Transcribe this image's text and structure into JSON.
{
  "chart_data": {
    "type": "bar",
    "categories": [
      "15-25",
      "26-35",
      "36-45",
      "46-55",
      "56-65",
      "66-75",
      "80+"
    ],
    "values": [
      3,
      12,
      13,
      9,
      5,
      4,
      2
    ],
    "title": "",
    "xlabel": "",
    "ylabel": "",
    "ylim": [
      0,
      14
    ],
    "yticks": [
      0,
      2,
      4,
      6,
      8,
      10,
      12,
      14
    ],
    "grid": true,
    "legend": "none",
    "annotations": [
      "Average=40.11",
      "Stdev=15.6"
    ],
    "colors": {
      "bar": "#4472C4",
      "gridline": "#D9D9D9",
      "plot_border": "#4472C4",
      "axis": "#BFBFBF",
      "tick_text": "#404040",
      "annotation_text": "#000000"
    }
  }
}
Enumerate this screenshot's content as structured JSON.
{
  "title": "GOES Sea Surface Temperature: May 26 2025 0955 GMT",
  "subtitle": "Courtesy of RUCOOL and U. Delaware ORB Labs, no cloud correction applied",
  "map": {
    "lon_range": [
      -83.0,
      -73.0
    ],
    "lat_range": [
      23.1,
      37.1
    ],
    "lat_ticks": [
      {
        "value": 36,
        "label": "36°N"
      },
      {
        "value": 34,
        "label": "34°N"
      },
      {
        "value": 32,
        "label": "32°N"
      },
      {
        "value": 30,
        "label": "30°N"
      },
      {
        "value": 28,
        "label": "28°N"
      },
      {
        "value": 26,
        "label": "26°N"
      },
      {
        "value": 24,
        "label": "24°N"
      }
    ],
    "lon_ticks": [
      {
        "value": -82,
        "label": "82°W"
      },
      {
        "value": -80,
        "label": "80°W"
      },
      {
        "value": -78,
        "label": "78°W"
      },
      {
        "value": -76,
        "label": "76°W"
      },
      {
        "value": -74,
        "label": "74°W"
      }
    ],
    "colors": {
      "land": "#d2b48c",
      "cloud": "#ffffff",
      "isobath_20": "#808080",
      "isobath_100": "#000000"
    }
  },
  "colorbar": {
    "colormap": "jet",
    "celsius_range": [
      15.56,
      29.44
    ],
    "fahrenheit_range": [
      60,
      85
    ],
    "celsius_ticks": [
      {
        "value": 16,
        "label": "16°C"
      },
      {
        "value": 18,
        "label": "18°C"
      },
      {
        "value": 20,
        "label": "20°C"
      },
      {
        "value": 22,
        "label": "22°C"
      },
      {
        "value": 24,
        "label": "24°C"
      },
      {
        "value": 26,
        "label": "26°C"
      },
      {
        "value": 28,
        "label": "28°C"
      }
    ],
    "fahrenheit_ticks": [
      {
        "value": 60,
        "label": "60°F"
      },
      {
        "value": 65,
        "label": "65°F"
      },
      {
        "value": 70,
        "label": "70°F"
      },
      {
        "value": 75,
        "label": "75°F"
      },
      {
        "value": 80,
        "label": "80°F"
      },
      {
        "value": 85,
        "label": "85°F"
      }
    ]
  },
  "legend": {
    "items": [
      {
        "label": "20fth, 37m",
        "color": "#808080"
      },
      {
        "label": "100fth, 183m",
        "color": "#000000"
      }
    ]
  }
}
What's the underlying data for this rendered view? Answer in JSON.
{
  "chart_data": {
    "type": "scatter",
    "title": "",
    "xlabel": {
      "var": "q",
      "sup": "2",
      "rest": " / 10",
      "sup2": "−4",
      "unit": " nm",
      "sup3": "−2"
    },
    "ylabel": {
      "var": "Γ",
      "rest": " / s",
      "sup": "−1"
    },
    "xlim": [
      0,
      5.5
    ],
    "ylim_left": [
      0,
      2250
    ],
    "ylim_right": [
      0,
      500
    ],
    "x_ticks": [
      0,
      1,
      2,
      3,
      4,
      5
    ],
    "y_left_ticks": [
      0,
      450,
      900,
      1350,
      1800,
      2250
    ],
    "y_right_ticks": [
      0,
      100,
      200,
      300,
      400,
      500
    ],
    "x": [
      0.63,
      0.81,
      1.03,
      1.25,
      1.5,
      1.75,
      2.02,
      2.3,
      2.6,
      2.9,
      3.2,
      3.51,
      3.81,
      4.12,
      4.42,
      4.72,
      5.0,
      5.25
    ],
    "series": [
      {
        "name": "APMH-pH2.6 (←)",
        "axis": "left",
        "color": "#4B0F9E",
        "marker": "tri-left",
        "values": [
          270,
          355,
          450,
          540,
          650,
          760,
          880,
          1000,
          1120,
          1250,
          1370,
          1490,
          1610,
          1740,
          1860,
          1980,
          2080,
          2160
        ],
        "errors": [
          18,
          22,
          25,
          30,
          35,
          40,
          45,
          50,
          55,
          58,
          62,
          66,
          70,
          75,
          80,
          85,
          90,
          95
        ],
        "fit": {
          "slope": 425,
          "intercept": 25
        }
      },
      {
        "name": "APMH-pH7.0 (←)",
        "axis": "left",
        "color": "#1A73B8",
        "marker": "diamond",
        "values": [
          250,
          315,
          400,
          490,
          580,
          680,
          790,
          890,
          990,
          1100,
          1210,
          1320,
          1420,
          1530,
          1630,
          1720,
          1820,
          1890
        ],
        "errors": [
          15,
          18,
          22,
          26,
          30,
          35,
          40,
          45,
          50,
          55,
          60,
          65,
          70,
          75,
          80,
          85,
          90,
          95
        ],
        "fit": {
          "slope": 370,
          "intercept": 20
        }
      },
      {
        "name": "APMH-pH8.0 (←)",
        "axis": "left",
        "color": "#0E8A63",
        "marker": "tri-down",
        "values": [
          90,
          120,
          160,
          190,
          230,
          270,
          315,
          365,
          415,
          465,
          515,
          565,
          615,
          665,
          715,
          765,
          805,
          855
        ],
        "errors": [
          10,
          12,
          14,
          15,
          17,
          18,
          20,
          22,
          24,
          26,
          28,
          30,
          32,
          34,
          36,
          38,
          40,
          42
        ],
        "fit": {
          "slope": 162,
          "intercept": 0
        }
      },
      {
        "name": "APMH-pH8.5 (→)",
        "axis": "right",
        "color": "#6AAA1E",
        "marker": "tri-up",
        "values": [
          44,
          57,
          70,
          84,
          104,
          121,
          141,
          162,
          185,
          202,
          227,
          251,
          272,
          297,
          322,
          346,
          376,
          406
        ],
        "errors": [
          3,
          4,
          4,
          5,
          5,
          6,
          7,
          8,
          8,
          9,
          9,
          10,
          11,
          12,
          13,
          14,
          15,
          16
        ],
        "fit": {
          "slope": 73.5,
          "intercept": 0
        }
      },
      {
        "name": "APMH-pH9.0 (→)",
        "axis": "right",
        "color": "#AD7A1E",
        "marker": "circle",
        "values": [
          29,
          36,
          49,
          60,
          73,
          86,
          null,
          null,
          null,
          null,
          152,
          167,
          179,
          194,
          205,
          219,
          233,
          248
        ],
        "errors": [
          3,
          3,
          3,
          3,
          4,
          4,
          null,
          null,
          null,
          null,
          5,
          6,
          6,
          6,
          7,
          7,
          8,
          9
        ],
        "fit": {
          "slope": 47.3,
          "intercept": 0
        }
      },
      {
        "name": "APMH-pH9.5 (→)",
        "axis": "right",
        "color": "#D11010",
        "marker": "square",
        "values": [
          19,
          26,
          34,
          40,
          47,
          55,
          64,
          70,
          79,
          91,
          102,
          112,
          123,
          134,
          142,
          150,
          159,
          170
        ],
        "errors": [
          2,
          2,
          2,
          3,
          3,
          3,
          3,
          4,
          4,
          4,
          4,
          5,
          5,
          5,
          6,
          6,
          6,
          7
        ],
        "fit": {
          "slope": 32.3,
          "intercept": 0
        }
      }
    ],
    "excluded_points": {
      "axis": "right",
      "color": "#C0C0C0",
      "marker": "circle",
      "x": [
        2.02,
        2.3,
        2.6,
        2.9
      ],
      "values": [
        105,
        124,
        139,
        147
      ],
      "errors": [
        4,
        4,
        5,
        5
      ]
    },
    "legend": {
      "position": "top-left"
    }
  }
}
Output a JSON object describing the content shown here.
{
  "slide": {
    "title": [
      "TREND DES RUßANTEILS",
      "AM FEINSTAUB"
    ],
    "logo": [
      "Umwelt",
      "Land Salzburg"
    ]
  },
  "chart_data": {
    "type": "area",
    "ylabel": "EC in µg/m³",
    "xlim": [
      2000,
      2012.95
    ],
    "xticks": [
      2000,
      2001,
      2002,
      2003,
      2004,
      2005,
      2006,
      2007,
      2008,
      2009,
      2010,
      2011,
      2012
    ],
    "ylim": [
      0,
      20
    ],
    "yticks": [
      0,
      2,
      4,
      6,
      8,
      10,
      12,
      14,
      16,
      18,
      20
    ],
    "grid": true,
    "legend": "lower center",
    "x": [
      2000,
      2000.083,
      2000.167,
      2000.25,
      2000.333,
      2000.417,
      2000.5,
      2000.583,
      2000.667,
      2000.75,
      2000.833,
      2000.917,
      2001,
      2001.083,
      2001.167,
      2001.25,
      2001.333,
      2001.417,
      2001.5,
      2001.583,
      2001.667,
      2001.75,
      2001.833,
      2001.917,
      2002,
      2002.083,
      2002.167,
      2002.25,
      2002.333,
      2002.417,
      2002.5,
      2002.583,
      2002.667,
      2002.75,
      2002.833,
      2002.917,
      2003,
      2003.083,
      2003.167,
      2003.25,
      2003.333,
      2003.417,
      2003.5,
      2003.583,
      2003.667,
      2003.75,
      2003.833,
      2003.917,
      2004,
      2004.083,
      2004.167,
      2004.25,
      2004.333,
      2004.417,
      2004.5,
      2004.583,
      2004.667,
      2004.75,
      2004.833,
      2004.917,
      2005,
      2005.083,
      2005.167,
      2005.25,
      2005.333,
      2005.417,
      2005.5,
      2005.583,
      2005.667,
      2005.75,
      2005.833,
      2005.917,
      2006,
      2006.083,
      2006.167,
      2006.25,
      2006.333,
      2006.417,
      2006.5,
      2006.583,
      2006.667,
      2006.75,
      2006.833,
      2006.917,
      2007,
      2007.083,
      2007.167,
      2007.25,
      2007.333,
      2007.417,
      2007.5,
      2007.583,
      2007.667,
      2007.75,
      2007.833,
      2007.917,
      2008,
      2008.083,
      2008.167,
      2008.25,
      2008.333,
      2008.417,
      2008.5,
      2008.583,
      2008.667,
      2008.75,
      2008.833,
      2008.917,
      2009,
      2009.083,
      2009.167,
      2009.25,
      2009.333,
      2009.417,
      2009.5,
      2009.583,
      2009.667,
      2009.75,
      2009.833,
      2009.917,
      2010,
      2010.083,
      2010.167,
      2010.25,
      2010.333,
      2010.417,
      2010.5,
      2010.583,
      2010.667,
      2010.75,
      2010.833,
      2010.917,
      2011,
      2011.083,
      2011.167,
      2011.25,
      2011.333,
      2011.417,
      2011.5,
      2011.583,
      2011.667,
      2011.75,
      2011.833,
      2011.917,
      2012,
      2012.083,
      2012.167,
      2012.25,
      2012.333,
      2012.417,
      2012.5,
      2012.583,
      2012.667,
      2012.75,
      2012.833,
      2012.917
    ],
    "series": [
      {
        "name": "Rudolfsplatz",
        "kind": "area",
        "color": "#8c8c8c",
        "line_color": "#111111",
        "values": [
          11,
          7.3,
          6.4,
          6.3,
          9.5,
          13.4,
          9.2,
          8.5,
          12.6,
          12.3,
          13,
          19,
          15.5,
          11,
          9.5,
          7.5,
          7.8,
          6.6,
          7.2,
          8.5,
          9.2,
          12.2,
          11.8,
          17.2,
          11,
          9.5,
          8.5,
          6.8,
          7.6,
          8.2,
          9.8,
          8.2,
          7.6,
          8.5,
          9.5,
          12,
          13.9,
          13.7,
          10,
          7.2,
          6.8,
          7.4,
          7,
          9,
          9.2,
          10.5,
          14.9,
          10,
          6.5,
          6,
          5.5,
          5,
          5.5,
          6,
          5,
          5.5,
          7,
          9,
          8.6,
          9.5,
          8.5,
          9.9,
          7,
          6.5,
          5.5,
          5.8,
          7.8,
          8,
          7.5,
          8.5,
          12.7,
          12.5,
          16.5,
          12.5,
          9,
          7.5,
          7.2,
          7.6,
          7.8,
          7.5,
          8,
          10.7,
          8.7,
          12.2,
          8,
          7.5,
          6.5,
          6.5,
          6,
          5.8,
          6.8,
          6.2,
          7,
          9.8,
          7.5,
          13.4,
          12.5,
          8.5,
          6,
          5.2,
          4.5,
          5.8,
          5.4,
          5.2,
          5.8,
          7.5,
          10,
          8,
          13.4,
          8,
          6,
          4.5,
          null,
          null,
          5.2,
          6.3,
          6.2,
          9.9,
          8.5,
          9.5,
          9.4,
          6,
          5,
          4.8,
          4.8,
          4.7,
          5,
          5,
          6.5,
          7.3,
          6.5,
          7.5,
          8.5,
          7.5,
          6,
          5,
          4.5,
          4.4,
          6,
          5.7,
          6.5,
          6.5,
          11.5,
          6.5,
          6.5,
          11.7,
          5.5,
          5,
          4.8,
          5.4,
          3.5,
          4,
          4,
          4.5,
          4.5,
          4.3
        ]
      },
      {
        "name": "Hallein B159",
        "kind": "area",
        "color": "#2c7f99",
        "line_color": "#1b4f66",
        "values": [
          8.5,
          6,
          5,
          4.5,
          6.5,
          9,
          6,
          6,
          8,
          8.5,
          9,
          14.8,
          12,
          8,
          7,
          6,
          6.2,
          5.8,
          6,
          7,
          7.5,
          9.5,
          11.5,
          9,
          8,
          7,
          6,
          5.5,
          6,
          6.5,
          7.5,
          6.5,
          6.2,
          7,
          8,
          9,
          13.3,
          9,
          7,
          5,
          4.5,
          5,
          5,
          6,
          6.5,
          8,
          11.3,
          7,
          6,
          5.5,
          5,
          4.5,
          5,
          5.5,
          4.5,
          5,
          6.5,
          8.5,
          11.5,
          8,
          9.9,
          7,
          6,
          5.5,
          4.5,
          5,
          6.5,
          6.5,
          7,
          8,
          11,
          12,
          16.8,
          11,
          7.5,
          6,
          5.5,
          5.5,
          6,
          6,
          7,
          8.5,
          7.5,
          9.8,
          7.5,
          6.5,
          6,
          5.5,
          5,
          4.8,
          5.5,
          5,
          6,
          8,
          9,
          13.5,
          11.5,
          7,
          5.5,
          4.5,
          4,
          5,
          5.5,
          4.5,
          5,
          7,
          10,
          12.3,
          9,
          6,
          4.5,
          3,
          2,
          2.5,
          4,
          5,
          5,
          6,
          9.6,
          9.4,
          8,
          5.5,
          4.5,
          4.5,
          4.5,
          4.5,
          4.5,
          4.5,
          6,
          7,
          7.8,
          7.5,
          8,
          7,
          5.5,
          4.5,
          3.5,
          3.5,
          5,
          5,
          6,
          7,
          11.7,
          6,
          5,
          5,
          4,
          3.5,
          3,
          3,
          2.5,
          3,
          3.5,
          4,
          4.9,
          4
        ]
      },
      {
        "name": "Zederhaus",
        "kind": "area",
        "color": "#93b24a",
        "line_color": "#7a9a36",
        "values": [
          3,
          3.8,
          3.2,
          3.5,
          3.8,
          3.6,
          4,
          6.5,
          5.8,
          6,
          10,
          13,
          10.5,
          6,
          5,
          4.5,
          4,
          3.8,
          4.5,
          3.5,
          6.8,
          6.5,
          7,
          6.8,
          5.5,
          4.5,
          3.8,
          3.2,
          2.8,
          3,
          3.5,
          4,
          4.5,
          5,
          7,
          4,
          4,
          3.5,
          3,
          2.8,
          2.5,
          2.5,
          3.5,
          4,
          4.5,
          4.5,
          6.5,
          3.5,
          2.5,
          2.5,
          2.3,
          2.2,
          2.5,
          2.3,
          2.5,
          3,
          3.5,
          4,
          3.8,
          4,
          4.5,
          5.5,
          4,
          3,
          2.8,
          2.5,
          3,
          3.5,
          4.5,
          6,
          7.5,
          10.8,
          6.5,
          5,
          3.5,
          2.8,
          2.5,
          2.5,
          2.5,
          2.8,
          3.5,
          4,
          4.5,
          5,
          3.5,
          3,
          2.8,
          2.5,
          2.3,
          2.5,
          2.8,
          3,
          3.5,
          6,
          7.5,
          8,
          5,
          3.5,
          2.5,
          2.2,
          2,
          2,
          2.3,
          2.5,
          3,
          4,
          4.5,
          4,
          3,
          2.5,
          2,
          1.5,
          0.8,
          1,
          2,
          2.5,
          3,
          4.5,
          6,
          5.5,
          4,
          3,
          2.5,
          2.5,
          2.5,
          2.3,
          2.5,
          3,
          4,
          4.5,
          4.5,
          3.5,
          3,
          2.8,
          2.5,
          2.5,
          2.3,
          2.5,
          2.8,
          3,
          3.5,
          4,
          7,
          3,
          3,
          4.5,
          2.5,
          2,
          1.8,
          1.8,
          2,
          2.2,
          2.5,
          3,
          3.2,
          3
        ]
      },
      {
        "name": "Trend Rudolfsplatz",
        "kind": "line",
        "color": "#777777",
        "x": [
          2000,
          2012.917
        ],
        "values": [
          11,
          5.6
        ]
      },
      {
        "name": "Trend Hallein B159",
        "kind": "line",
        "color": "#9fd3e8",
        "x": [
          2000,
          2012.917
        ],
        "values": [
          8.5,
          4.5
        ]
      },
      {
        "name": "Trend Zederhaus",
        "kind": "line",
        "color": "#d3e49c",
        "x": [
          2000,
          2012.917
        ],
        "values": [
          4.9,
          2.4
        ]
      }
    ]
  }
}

- - - - - - -

— Description of the task —
Extract, from the listing above, every line where the string "legend" occurs.

— Response to this task —
    "legend": "none",
  "legend": {
    "legend": {
    "legend": "lower center",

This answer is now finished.